→ **Problem statement**
Examine each line of the data. Copy those that contain the string "common".
>> start Working data
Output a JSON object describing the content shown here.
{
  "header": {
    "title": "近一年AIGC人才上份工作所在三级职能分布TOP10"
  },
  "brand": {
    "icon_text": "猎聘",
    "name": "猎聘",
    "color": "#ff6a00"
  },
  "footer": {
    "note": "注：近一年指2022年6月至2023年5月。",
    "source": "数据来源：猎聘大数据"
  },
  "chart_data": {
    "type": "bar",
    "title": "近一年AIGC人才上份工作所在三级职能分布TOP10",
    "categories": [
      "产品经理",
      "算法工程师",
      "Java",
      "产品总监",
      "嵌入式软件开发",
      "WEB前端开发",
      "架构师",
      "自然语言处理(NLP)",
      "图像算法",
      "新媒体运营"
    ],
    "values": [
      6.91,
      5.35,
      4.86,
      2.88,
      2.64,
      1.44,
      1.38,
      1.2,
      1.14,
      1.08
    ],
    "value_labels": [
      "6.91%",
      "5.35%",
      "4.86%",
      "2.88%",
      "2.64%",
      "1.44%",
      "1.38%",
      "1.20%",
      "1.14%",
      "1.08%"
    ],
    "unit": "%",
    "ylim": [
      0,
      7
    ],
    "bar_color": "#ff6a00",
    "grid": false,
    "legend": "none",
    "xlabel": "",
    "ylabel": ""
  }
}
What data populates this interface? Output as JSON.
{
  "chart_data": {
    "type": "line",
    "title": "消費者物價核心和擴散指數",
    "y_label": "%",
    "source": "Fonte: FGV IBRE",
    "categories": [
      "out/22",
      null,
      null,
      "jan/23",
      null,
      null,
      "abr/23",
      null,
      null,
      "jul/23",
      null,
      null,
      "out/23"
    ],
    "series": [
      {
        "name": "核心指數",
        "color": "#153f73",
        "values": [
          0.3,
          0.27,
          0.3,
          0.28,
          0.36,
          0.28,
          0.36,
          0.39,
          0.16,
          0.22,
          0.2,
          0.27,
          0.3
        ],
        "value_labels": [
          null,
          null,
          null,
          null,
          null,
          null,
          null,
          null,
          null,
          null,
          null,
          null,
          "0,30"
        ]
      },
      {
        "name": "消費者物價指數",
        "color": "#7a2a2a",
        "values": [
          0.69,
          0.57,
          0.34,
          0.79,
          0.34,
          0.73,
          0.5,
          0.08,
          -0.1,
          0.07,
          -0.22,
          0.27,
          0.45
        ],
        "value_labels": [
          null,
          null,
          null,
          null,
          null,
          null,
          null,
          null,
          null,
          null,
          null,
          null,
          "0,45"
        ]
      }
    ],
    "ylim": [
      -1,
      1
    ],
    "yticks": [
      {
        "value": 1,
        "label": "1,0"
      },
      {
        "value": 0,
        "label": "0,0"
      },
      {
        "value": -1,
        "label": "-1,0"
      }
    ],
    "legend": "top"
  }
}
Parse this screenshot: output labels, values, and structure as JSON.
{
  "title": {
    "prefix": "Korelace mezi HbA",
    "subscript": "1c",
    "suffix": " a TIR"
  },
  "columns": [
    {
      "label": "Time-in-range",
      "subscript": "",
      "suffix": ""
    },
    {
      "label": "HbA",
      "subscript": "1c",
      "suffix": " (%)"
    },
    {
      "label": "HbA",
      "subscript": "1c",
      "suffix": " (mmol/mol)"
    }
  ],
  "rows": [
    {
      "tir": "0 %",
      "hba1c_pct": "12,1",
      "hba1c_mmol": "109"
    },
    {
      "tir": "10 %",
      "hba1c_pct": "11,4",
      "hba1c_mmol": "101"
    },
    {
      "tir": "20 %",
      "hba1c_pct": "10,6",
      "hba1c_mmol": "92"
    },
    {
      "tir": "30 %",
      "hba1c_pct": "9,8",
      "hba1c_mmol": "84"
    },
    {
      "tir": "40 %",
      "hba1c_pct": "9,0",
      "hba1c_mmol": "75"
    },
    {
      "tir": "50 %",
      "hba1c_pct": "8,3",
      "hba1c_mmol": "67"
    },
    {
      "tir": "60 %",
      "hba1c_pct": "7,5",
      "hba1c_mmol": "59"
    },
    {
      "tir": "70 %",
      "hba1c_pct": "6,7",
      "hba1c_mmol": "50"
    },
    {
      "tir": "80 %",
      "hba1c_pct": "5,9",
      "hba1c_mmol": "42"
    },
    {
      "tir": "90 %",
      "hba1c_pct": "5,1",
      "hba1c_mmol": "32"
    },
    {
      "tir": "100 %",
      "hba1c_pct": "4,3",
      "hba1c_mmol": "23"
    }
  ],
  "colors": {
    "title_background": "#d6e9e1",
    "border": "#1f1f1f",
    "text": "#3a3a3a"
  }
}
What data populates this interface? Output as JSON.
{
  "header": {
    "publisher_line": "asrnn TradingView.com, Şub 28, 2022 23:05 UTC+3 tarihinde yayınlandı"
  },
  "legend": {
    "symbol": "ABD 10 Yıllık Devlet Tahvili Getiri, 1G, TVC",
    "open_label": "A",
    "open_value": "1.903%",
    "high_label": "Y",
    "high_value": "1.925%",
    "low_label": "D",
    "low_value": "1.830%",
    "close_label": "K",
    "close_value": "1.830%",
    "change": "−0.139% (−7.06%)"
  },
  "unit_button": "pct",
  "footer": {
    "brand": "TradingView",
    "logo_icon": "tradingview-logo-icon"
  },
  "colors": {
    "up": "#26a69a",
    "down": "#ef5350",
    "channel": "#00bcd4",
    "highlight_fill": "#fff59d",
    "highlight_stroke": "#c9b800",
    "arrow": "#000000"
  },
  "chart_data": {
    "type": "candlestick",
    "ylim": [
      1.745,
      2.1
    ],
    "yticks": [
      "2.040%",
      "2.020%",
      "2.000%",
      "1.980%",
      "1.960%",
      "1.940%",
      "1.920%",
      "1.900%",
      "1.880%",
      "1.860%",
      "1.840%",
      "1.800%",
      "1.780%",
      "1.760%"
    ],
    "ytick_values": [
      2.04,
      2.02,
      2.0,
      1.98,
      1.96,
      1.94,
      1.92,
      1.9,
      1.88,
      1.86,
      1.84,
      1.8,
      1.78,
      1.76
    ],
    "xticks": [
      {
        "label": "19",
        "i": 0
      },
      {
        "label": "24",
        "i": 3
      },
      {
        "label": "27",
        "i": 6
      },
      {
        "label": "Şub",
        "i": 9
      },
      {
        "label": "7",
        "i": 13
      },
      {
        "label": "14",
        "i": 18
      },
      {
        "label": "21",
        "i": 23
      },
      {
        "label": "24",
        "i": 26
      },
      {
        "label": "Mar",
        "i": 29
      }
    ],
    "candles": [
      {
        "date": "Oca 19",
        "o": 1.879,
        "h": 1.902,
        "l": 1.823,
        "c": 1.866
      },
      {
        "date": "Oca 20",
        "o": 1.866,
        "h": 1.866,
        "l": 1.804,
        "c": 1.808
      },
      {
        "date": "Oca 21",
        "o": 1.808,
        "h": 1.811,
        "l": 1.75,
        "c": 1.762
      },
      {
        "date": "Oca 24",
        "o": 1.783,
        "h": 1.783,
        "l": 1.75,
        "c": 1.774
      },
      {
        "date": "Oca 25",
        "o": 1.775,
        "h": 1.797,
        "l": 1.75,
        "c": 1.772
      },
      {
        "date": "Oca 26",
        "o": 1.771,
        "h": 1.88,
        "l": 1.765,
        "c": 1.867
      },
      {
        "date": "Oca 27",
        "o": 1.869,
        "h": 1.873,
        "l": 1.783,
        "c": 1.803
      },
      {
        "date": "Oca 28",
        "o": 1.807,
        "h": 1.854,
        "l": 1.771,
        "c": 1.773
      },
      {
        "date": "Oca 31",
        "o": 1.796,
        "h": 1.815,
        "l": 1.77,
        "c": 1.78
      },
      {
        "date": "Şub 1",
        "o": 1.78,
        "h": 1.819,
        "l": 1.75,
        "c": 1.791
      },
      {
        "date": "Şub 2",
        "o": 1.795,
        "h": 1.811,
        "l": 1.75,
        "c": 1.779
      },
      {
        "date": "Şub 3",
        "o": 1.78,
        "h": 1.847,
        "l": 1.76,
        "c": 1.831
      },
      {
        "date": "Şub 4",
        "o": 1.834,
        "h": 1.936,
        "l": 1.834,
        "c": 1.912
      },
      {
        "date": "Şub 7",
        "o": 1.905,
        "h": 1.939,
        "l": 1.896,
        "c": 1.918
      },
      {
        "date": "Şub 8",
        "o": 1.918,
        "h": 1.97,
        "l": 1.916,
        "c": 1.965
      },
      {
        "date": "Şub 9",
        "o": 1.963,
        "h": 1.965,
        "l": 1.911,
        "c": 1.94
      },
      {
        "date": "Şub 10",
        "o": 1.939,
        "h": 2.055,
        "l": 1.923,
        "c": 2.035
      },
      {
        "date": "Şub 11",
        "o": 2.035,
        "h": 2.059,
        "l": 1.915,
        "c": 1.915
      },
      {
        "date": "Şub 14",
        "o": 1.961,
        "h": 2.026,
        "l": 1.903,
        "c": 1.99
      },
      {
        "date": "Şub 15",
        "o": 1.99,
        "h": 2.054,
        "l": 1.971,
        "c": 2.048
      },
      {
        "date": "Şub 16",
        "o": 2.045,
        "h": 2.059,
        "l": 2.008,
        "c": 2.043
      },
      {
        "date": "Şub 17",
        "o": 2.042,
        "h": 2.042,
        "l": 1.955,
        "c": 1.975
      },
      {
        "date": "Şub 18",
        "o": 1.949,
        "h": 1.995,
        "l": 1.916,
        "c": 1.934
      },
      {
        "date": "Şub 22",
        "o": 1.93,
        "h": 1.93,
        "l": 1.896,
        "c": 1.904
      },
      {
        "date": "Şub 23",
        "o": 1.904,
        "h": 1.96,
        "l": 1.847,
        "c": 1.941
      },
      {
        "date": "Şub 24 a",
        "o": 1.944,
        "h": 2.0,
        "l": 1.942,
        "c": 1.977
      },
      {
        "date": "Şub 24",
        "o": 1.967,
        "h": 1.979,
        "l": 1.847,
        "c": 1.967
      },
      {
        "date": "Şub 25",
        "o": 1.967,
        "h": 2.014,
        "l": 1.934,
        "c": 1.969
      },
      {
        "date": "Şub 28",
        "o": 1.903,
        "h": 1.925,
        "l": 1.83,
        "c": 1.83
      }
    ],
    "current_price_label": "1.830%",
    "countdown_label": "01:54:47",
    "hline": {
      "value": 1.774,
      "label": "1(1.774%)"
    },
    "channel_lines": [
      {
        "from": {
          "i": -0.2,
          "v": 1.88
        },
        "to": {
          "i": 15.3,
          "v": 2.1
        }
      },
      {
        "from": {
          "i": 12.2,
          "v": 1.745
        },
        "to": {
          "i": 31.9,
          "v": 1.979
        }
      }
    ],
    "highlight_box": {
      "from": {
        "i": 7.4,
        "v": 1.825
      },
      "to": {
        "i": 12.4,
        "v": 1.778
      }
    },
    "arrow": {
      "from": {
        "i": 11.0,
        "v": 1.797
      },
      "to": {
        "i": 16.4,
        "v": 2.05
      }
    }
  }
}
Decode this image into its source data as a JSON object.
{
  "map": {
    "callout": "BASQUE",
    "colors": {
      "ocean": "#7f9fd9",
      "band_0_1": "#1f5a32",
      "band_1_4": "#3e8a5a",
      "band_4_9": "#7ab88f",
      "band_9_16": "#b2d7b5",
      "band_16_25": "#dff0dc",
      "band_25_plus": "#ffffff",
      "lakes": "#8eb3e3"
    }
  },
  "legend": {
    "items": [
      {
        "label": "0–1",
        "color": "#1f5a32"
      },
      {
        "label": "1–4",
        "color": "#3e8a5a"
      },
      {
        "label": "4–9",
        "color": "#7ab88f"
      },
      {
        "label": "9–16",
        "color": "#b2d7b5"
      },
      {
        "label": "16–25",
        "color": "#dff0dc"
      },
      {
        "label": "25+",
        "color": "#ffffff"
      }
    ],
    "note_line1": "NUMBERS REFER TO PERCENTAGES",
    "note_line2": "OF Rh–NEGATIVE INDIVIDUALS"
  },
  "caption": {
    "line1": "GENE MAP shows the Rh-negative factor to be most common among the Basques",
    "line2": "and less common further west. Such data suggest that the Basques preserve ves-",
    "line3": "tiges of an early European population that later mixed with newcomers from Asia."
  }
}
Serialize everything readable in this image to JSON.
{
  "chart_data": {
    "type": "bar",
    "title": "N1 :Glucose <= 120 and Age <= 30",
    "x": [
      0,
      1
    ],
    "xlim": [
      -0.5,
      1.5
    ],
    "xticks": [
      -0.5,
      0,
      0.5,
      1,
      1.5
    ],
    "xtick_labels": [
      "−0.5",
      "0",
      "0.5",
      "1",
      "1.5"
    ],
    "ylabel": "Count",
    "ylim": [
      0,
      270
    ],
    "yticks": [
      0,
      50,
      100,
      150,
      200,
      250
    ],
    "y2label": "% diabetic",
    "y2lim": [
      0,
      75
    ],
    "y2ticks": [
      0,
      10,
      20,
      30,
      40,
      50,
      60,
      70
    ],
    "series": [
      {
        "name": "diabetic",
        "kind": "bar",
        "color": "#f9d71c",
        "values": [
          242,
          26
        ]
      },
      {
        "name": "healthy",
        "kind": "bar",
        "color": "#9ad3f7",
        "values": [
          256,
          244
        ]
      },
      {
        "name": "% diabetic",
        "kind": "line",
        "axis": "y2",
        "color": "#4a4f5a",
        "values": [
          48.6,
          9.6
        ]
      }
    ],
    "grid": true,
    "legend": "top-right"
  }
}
>> end Working data
→ **Output for this exercise**
    "line1": "GENE MAP shows the Rh-negative factor to be most common among the Basques",
    "line2": "and less common further west. Such data suggest that the Basques preserve ves-",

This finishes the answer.